• _Written problem_
Quote all of the data below exactly, please.

• _Input records_
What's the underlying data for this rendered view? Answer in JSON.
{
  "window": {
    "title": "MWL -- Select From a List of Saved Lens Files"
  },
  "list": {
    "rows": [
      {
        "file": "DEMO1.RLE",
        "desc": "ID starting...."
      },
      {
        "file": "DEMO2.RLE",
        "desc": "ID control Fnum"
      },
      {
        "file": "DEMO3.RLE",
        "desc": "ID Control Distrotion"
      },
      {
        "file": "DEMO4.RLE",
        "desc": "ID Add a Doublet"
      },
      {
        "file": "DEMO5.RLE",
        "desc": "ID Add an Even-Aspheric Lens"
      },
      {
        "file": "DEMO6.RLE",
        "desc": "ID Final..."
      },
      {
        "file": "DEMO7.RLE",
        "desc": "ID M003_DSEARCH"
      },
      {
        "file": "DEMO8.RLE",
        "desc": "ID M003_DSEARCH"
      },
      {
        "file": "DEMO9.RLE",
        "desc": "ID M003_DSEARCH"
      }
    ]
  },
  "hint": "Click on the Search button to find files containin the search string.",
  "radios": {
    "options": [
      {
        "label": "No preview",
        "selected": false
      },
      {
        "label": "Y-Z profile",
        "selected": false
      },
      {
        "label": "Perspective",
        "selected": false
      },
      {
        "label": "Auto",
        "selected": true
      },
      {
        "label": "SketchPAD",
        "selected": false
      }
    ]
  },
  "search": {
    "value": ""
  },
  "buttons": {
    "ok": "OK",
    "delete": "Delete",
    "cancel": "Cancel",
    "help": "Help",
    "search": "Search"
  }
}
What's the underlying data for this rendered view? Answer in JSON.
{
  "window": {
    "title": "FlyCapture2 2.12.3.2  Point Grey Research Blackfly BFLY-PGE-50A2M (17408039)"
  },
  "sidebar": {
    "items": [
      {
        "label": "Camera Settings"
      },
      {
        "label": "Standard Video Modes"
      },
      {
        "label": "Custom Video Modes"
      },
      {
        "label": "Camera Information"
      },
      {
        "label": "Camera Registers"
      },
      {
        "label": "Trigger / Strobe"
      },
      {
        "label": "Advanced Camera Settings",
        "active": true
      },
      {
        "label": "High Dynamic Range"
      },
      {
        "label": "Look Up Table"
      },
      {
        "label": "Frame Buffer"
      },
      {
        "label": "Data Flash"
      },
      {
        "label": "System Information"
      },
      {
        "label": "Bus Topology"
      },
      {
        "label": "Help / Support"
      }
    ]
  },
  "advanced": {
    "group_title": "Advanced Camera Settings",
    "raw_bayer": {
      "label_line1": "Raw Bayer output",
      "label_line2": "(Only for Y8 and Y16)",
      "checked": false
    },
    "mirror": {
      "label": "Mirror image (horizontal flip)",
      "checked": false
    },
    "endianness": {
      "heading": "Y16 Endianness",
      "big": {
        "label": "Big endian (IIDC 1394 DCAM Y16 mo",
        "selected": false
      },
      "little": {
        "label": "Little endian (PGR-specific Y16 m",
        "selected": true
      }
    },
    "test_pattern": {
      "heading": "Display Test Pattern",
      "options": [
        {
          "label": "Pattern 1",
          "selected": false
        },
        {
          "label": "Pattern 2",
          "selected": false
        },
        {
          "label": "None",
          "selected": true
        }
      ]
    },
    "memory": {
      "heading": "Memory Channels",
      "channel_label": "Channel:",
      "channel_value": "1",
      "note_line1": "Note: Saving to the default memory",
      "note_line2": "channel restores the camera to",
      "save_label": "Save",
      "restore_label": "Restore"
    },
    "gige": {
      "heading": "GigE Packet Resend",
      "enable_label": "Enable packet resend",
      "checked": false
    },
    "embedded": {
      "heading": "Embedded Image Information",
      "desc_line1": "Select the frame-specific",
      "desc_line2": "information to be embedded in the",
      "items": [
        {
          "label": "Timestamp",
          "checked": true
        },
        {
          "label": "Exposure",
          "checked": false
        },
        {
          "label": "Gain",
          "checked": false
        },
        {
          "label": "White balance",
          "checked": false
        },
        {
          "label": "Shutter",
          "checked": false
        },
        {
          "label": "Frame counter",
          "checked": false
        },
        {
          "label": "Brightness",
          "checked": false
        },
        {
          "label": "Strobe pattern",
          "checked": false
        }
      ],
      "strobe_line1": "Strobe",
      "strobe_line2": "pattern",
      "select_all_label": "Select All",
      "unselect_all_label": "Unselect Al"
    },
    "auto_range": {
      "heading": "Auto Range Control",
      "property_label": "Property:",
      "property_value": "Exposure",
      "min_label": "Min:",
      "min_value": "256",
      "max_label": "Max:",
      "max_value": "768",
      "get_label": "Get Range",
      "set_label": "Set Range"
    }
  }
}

• _Answer to the exercise_
What's the underlying data for this rendered view? Answer in JSON.
{
  "window": {
    "title": "MWL -- Select From a List of Saved Lens Files"
  },
  "list": {
    "rows": [
      {
        "file": "DEMO1.RLE",
        "desc": "ID starting...."
      },
      {
        "file": "DEMO2.RLE",
        "desc": "ID control Fnum"
      },
      {
        "file": "DEMO3.RLE",
        "desc": "ID Control Distrotion"
      },
      {
        "file": "DEMO4.RLE",
        "desc": "ID Add a Doublet"
      },
      {
        "file": "DEMO5.RLE",
        "desc": "ID Add an Even-Aspheric Lens"
      },
      {
        "file": "DEMO6.RLE",
        "desc": "ID Final..."
      },
      {
        "file": "DEMO7.RLE",
        "desc": "ID M003_DSEARCH"
      },
      {
        "file": "DEMO8.RLE",
        "desc": "ID M003_DSEARCH"
      },
      {
        "file": "DEMO9.RLE",
        "desc": "ID M003_DSEARCH"
      }
    ]
  },
  "hint": "Click on the Search button to find files containin the search string.",
  "radios": {
    "options": [
      {
        "label": "No preview",
        "selected": false
      },
      {
        "label": "Y-Z profile",
        "selected": false
      },
      {
        "label": "Perspective",
        "selected": false
      },
      {
        "label": "Auto",
        "selected": true
      },
      {
        "label": "SketchPAD",
        "selected": false
      }
    ]
  },
  "search": {
    "value": ""
  },
  "buttons": {
    "ok": "OK",
    "delete": "Delete",
    "cancel": "Cancel",
    "help": "Help",
    "search": "Search"
  }
}
What's the underlying data for this rendered view? Answer in JSON.
{
  "window": {
    "title": "FlyCapture2 2.12.3.2  Point Grey Research Blackfly BFLY-PGE-50A2M (17408039)"
  },
  "sidebar": {
    "items": [
      {
        "label": "Camera Settings"
      },
      {
        "label": "Standard Video Modes"
      },
      {
        "label": "Custom Video Modes"
      },
      {
        "label": "Camera Information"
      },
      {
        "label": "Camera Registers"
      },
      {
        "label": "Trigger / Strobe"
      },
      {
        "label": "Advanced Camera Settings",
        "active": true
      },
      {
        "label": "High Dynamic Range"
      },
      {
        "label": "Look Up Table"
      },
      {
        "label": "Frame Buffer"
      },
      {
        "label": "Data Flash"
      },
      {
        "label": "System Information"
      },
      {
        "label": "Bus Topology"
      },
      {
        "label": "Help / Support"
      }
    ]
  },
  "advanced": {
    "group_title": "Advanced Camera Settings",
    "raw_bayer": {
      "label_line1": "Raw Bayer output",
      "label_line2": "(Only for Y8 and Y16)",
      "checked": false
    },
    "mirror": {
      "label": "Mirror image (horizontal flip)",
      "checked": false
    },
    "endianness": {
      "heading": "Y16 Endianness",
      "big": {
        "label": "Big endian (IIDC 1394 DCAM Y16 mo",
        "selected": false
      },
      "little": {
        "label": "Little endian (PGR-specific Y16 m",
        "selected": true
      }
    },
    "test_pattern": {
      "heading": "Display Test Pattern",
      "options": [
        {
          "label": "Pattern 1",
          "selected": false
        },
        {
          "label": "Pattern 2",
          "selected": false
        },
        {
          "label": "None",
          "selected": true
        }
      ]
    },
    "memory": {
      "heading": "Memory Channels",
      "channel_label": "Channel:",
      "channel_value": "1",
      "note_line1": "Note: Saving to the default memory",
      "note_line2": "channel restores the camera to",
      "save_label": "Save",
      "restore_label": "Restore"
    },
    "gige": {
      "heading": "GigE Packet Resend",
      "enable_label": "Enable packet resend",
      "checked": false
    },
    "embedded": {
      "heading": "Embedded Image Information",
      "desc_line1": "Select the frame-specific",
      "desc_line2": "information to be embedded in the",
      "items": [
        {
          "label": "Timestamp",
          "checked": true
        },
        {
          "label": "Exposure",
          "checked": false
        },
        {
          "label": "Gain",
          "checked": false
        },
        {
          "label": "White balance",
          "checked": false
        },
        {
          "label": "Shutter",
          "checked": false
        },
        {
          "label": "Frame counter",
          "checked": false
        },
        {
          "label": "Brightness",
          "checked": false
        },
        {
          "label": "Strobe pattern",
          "checked": false
        }
      ],
      "strobe_line1": "Strobe",
      "strobe_line2": "pattern",
      "select_all_label": "Select All",
      "unselect_all_label": "Unselect Al"
    },
    "auto_range": {
      "heading": "Auto Range Control",
      "property_label": "Property:",
      "property_value": "Exposure",
      "min_label": "Min:",
      "min_value": "256",
      "max_label": "Max:",
      "max_value": "768",
      "get_label": "Get Range",
      "set_label": "Set Range"
    }
  }
}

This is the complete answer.